Your task is to restate the data word for word.

Records:
..............................

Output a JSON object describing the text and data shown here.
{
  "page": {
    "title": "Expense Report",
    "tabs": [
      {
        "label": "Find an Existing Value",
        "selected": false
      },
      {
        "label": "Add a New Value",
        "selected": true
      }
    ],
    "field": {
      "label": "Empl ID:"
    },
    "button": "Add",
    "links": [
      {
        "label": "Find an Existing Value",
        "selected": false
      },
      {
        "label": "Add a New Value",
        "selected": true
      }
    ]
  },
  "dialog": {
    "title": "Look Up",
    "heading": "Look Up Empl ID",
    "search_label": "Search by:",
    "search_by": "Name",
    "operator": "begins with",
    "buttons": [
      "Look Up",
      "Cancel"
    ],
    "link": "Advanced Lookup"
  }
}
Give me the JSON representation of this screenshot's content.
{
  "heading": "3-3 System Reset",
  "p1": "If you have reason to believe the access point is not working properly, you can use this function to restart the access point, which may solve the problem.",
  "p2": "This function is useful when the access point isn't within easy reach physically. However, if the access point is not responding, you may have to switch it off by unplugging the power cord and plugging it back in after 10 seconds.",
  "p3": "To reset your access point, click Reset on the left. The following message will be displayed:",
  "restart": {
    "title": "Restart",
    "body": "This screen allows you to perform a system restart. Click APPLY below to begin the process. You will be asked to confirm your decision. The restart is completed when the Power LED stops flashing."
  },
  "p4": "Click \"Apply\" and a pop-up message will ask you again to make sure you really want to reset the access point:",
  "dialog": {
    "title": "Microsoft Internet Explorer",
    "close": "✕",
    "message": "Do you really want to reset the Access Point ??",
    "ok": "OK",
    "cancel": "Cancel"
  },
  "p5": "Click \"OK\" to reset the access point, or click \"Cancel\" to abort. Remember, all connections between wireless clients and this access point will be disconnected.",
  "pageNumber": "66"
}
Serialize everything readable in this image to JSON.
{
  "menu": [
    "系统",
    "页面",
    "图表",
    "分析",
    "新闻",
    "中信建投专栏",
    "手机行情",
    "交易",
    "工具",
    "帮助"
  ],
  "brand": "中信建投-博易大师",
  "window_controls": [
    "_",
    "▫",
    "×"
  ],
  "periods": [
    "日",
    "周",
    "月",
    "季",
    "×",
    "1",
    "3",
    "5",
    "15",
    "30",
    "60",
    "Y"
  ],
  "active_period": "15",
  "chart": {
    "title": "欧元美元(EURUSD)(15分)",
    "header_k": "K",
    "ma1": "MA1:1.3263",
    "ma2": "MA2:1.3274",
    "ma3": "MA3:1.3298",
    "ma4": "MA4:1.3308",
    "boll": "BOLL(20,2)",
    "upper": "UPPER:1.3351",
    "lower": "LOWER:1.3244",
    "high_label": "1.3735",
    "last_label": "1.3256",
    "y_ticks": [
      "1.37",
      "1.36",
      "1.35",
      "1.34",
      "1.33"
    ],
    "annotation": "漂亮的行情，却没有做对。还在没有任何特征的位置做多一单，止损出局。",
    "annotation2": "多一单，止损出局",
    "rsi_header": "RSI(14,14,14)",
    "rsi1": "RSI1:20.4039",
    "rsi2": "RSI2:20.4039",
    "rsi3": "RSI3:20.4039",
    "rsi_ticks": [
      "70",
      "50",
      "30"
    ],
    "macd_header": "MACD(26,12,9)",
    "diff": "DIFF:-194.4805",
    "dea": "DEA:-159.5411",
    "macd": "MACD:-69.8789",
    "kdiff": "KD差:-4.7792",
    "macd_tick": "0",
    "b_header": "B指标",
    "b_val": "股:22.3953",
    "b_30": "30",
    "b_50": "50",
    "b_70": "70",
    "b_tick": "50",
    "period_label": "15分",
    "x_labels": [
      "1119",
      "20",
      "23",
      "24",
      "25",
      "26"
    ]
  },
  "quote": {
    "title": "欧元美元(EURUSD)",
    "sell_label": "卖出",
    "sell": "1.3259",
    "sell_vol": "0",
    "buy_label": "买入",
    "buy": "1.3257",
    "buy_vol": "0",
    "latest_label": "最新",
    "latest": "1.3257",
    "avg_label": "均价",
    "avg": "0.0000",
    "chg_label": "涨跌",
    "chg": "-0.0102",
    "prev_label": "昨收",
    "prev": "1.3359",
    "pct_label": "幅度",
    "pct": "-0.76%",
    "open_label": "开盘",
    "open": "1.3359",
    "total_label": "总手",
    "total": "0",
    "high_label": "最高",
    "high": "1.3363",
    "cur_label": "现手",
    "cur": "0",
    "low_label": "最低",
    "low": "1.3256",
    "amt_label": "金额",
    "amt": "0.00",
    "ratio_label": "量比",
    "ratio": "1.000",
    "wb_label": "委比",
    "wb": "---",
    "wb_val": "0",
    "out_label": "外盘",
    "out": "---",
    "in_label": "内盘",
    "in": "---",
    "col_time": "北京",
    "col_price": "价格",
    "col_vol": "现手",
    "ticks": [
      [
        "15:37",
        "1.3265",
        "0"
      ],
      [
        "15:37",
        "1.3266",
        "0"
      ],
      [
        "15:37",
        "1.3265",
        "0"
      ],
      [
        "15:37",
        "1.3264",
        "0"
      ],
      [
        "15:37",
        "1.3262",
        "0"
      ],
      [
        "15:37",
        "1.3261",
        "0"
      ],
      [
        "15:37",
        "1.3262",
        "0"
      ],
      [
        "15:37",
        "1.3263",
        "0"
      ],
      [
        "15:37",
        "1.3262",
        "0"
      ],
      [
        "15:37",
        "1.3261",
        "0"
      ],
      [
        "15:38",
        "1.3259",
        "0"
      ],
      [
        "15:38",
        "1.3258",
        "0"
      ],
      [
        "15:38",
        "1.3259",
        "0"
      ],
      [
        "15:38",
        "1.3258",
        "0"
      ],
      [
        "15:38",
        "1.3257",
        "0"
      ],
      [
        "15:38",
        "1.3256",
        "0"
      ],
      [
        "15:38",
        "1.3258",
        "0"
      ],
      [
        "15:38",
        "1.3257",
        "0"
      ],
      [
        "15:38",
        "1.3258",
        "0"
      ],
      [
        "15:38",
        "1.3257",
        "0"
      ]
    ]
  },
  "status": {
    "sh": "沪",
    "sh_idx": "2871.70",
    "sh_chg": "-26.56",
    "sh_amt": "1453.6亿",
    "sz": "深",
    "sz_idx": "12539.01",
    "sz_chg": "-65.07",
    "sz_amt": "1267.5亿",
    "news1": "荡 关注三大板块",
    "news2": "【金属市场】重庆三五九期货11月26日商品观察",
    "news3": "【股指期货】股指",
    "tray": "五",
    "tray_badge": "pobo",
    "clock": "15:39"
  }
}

..............................

== TASK ANSWER ==
Output a JSON object describing the text and data shown here.
{
  "page": {
    "title": "Expense Report",
    "tabs": [
      {
        "label": "Find an Existing Value",
        "selected": false
      },
      {
        "label": "Add a New Value",
        "selected": true
      }
    ],
    "field": {
      "label": "Empl ID:"
    },
    "button": "Add",
    "links": [
      {
        "label": "Find an Existing Value",
        "selected": false
      },
      {
        "label": "Add a New Value",
        "selected": true
      }
    ]
  },
  "dialog": {
    "title": "Look Up",
    "heading": "Look Up Empl ID",
    "search_label": "Search by:",
    "search_by": "Name",
    "operator": "begins with",
    "buttons": [
      "Look Up",
      "Cancel"
    ],
    "link": "Advanced Lookup"
  }
}
Give me the JSON representation of this screenshot's content.
{
  "heading": "3-3 System Reset",
  "p1": "If you have reason to believe the access point is not working properly, you can use this function to restart the access point, which may solve the problem.",
  "p2": "This function is useful when the access point isn't within easy reach physically. However, if the access point is not responding, you may have to switch it off by unplugging the power cord and plugging it back in after 10 seconds.",
  "p3": "To reset your access point, click Reset on the left. The following message will be displayed:",
  "restart": {
    "title": "Restart",
    "body": "This screen allows you to perform a system restart. Click APPLY below to begin the process. You will be asked to confirm your decision. The restart is completed when the Power LED stops flashing."
  },
  "p4": "Click \"Apply\" and a pop-up message will ask you again to make sure you really want to reset the access point:",
  "dialog": {
    "title": "Microsoft Internet Explorer",
    "close": "✕",
    "message": "Do you really want to reset the Access Point ??",
    "ok": "OK",
    "cancel": "Cancel"
  },
  "p5": "Click \"OK\" to reset the access point, or click \"Cancel\" to abort. Remember, all connections between wireless clients and this access point will be disconnected.",
  "pageNumber": "66"
}
Serialize everything readable in this image to JSON.
{
  "menu": [
    "系统",
    "页面",
    "图表",
    "分析",
    "新闻",
    "中信建投专栏",
    "手机行情",
    "交易",
    "工具",
    "帮助"
  ],
  "brand": "中信建投-博易大师",
  "window_controls": [
    "_",
    "▫",
    "×"
  ],
  "periods": [
    "日",
    "周",
    "月",
    "季",
    "×",
    "1",
    "3",
    "5",
    "15",
    "30",
    "60",
    "Y"
  ],
  "active_period": "15",
  "chart": {
    "title": "欧元美元(EURUSD)(15分)",
    "header_k": "K",
    "ma1": "MA1:1.3263",
    "ma2": "MA2:1.3274",
    "ma3": "MA3:1.3298",
    "ma4": "MA4:1.3308",
    "boll": "BOLL(20,2)",
    "upper": "UPPER:1.3351",
    "lower": "LOWER:1.3244",
    "high_label": "1.3735",
    "last_label": "1.3256",
    "y_ticks": [
      "1.37",
      "1.36",
      "1.35",
      "1.34",
      "1.33"
    ],
    "annotation": "漂亮的行情，却没有做对。还在没有任何特征的位置做多一单，止损出局。",
    "annotation2": "多一单，止损出局",
    "rsi_header": "RSI(14,14,14)",
    "rsi1": "RSI1:20.4039",
    "rsi2": "RSI2:20.4039",
    "rsi3": "RSI3:20.4039",
    "rsi_ticks": [
      "70",
      "50",
      "30"
    ],
    "macd_header": "MACD(26,12,9)",
    "diff": "DIFF:-194.4805",
    "dea": "DEA:-159.5411",
    "macd": "MACD:-69.8789",
    "kdiff": "KD差:-4.7792",
    "macd_tick": "0",
    "b_header": "B指标",
    "b_val": "股:22.3953",
    "b_30": "30",
    "b_50": "50",
    "b_70": "70",
    "b_tick": "50",
    "period_label": "15分",
    "x_labels": [
      "1119",
      "20",
      "23",
      "24",
      "25",
      "26"
    ]
  },
  "quote": {
    "title": "欧元美元(EURUSD)",
    "sell_label": "卖出",
    "sell": "1.3259",
    "sell_vol": "0",
    "buy_label": "买入",
    "buy": "1.3257",
    "buy_vol": "0",
    "latest_label": "最新",
    "latest": "1.3257",
    "avg_label": "均价",
    "avg": "0.0000",
    "chg_label": "涨跌",
    "chg": "-0.0102",
    "prev_label": "昨收",
    "prev": "1.3359",
    "pct_label": "幅度",
    "pct": "-0.76%",
    "open_label": "开盘",
    "open": "1.3359",
    "total_label": "总手",
    "total": "0",
    "high_label": "最高",
    "high": "1.3363",
    "cur_label": "现手",
    "cur": "0",
    "low_label": "最低",
    "low": "1.3256",
    "amt_label": "金额",
    "amt": "0.00",
    "ratio_label": "量比",
    "ratio": "1.000",
    "wb_label": "委比",
    "wb": "---",
    "wb_val": "0",
    "out_label": "外盘",
    "out": "---",
    "in_label": "内盘",
    "in": "---",
    "col_time": "北京",
    "col_price": "价格",
    "col_vol": "现手",
    "ticks": [
      [
        "15:37",
        "1.3265",
        "0"
      ],
      [
        "15:37",
        "1.3266",
        "0"
      ],
      [
        "15:37",
        "1.3265",
        "0"
      ],
      [
        "15:37",
        "1.3264",
        "0"
      ],
      [
        "15:37",
        "1.3262",
        "0"
      ],
      [
        "15:37",
        "1.3261",
        "0"
      ],
      [
        "15:37",
        "1.3262",
        "0"
      ],
      [
        "15:37",
        "1.3263",
        "0"
      ],
      [
        "15:37",
        "1.3262",
        "0"
      ],
      [
        "15:37",
        "1.3261",
        "0"
      ],
      [
        "15:38",
        "1.3259",
        "0"
      ],
      [
        "15:38",
        "1.3258",
        "0"
      ],
      [
        "15:38",
        "1.3259",
        "0"
      ],
      [
        "15:38",
        "1.3258",
        "0"
      ],
      [
        "15:38",
        "1.3257",
        "0"
      ],
      [
        "15:38",
        "1.3256",
        "0"
      ],
      [
        "15:38",
        "1.3258",
        "0"
      ],
      [
        "15:38",
        "1.3257",
        "0"
      ],
      [
        "15:38",
        "1.3258",
        "0"
      ],
      [
        "15:38",
        "1.3257",
        "0"
      ]
    ]
  },
  "status": {
    "sh": "沪",
    "sh_idx": "2871.70",
    "sh_chg": "-26.56",
    "sh_amt": "1453.6亿",
    "sz": "深",
    "sz_idx": "12539.01",
    "sz_chg": "-65.07",
    "sz_amt": "1267.5亿",
    "news1": "荡 关注三大板块",
    "news2": "【金属市场】重庆三五九期货11月26日商品观察",
    "news3": "【股指期货】股指",
    "tray": "五",
    "tray_badge": "pobo",
    "clock": "15:39"
  }
}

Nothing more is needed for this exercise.